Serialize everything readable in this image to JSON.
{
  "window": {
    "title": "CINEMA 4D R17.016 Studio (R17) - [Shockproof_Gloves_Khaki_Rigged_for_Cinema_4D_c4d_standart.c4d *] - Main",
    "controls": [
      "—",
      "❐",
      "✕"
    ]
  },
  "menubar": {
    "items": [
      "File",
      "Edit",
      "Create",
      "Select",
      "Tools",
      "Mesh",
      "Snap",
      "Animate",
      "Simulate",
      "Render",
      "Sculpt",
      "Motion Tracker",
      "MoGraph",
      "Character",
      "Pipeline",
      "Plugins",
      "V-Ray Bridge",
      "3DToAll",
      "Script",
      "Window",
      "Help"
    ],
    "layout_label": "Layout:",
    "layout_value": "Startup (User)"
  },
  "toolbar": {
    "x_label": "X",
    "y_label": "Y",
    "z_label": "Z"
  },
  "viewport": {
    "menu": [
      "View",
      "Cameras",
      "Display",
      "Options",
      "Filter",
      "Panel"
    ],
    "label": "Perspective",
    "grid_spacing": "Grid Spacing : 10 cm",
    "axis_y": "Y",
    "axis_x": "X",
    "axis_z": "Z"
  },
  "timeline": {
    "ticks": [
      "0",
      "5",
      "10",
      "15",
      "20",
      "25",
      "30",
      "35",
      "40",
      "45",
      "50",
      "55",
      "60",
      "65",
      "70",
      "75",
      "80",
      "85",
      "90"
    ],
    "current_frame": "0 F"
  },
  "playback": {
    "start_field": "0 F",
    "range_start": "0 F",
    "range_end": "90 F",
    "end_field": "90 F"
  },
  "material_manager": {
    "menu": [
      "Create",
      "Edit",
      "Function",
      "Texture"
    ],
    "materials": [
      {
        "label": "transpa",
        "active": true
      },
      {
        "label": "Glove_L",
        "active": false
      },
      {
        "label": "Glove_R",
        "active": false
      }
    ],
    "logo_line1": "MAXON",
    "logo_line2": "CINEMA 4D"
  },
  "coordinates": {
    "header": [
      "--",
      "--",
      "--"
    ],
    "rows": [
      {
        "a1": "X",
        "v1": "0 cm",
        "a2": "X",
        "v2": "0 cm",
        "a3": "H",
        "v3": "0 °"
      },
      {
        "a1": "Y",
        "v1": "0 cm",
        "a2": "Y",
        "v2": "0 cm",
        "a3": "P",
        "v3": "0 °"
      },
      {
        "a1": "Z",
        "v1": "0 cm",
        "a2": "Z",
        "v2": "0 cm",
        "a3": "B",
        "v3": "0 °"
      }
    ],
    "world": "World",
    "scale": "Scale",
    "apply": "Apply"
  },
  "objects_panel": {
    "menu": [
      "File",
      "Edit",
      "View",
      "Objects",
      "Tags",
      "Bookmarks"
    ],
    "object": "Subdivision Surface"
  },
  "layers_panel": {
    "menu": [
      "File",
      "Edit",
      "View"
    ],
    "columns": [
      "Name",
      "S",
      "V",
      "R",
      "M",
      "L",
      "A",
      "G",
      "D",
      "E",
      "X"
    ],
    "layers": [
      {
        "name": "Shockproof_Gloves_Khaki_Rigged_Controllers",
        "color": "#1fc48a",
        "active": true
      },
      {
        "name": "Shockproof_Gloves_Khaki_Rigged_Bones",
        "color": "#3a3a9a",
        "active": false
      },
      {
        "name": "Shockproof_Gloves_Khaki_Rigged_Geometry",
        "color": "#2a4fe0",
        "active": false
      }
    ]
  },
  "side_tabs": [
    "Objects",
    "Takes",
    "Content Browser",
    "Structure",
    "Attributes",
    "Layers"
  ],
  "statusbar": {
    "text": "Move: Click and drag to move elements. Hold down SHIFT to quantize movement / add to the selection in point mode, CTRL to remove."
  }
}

□ □ □ □

▶ **Exercise description**: Repeat the records above exactly as they appear.

▶ **The reply**:
Serialize everything readable in this image to JSON.
{
  "window": {
    "title": "CINEMA 4D R17.016 Studio (R17) - [Shockproof_Gloves_Khaki_Rigged_for_Cinema_4D_c4d_standart.c4d *] - Main",
    "controls": [
      "—",
      "❐",
      "✕"
    ]
  },
  "menubar": {
    "items": [
      "File",
      "Edit",
      "Create",
      "Select",
      "Tools",
      "Mesh",
      "Snap",
      "Animate",
      "Simulate",
      "Render",
      "Sculpt",
      "Motion Tracker",
      "MoGraph",
      "Character",
      "Pipeline",
      "Plugins",
      "V-Ray Bridge",
      "3DToAll",
      "Script",
      "Window",
      "Help"
    ],
    "layout_label": "Layout:",
    "layout_value": "Startup (User)"
  },
  "toolbar": {
    "x_label": "X",
    "y_label": "Y",
    "z_label": "Z"
  },
  "viewport": {
    "menu": [
      "View",
      "Cameras",
      "Display",
      "Options",
      "Filter",
      "Panel"
    ],
    "label": "Perspective",
    "grid_spacing": "Grid Spacing : 10 cm",
    "axis_y": "Y",
    "axis_x": "X",
    "axis_z": "Z"
  },
  "timeline": {
    "ticks": [
      "0",
      "5",
      "10",
      "15",
      "20",
      "25",
      "30",
      "35",
      "40",
      "45",
      "50",
      "55",
      "60",
      "65",
      "70",
      "75",
      "80",
      "85",
      "90"
    ],
    "current_frame": "0 F"
  },
  "playback": {
    "start_field": "0 F",
    "range_start": "0 F",
    "range_end": "90 F",
    "end_field": "90 F"
  },
  "material_manager": {
    "menu": [
      "Create",
      "Edit",
      "Function",
      "Texture"
    ],
    "materials": [
      {
        "label": "transpa",
        "active": true
      },
      {
        "label": "Glove_L",
        "active": false
      },
      {
        "label": "Glove_R",
        "active": false
      }
    ],
    "logo_line1": "MAXON",
    "logo_line2": "CINEMA 4D"
  },
  "coordinates": {
    "header": [
      "--",
      "--",
      "--"
    ],
    "rows": [
      {
        "a1": "X",
        "v1": "0 cm",
        "a2": "X",
        "v2": "0 cm",
        "a3": "H",
        "v3": "0 °"
      },
      {
        "a1": "Y",
        "v1": "0 cm",
        "a2": "Y",
        "v2": "0 cm",
        "a3": "P",
        "v3": "0 °"
      },
      {
        "a1": "Z",
        "v1": "0 cm",
        "a2": "Z",
        "v2": "0 cm",
        "a3": "B",
        "v3": "0 °"
      }
    ],
    "world": "World",
    "scale": "Scale",
    "apply": "Apply"
  },
  "objects_panel": {
    "menu": [
      "File",
      "Edit",
      "View",
      "Objects",
      "Tags",
      "Bookmarks"
    ],
    "object": "Subdivision Surface"
  },
  "layers_panel": {
    "menu": [
      "File",
      "Edit",
      "View"
    ],
    "columns": [
      "Name",
      "S",
      "V",
      "R",
      "M",
      "L",
      "A",
      "G",
      "D",
      "E",
      "X"
    ],
    "layers": [
      {
        "name": "Shockproof_Gloves_Khaki_Rigged_Controllers",
        "color": "#1fc48a",
        "active": true
      },
      {
        "name": "Shockproof_Gloves_Khaki_Rigged_Bones",
        "color": "#3a3a9a",
        "active": false
      },
      {
        "name": "Shockproof_Gloves_Khaki_Rigged_Geometry",
        "color": "#2a4fe0",
        "active": false
      }
    ]
  },
  "side_tabs": [
    "Objects",
    "Takes",
    "Content Browser",
    "Structure",
    "Attributes",
    "Layers"
  ],
  "statusbar": {
    "text": "Move: Click and drag to move elements. Hold down SHIFT to quantize movement / add to the selection in point mode, CTRL to remove."
  }
}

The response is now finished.